:: Records contained in a dataset ::
------------------------------------------------------------

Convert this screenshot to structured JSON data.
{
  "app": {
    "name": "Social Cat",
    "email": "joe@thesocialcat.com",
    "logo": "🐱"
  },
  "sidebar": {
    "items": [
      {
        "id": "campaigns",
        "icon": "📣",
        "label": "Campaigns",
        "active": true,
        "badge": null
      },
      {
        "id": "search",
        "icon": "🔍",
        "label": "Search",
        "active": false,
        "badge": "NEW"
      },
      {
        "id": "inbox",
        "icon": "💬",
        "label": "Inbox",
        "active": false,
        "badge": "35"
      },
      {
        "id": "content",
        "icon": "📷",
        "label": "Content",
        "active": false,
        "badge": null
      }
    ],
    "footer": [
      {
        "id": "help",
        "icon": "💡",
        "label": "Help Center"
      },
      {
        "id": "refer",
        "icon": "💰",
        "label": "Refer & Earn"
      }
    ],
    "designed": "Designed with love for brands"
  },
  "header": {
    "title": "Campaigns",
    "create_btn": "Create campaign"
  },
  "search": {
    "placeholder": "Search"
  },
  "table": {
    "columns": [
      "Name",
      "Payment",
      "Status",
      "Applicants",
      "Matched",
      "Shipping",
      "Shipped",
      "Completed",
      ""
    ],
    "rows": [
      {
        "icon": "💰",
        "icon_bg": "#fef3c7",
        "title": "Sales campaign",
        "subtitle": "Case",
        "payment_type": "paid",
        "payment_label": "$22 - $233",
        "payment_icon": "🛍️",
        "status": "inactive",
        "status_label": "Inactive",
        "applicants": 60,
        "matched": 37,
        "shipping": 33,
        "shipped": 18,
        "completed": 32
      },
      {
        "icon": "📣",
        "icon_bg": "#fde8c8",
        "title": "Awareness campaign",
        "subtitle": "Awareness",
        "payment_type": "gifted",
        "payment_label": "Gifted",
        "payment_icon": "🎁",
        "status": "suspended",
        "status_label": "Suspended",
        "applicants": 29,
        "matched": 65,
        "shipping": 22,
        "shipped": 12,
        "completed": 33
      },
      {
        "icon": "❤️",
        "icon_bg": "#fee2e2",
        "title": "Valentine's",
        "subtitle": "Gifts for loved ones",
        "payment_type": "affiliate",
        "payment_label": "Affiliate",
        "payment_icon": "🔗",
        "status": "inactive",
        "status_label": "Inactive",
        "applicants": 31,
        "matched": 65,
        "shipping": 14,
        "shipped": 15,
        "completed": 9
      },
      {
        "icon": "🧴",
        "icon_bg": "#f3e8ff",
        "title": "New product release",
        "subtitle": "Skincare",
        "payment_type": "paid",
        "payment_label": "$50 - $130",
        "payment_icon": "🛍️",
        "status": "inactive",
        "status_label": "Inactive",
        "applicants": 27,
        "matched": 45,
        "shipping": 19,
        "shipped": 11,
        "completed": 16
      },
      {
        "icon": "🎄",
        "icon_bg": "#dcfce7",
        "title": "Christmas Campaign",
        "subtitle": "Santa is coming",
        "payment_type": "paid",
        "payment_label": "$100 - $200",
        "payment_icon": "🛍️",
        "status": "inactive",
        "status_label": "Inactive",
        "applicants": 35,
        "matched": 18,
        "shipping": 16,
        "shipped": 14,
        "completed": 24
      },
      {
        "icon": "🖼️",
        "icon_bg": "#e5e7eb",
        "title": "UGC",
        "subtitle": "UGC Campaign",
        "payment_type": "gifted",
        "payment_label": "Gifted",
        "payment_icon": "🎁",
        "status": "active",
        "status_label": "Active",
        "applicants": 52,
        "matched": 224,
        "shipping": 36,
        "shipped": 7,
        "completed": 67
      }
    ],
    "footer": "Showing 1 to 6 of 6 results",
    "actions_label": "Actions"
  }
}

------------------------------------------------------------

:: Stated goal ::
Find each line holding "footer". Copy it out.

:: Correct output ::
    "footer": [
    "footer": "Showing 1 to 6 of 6 results",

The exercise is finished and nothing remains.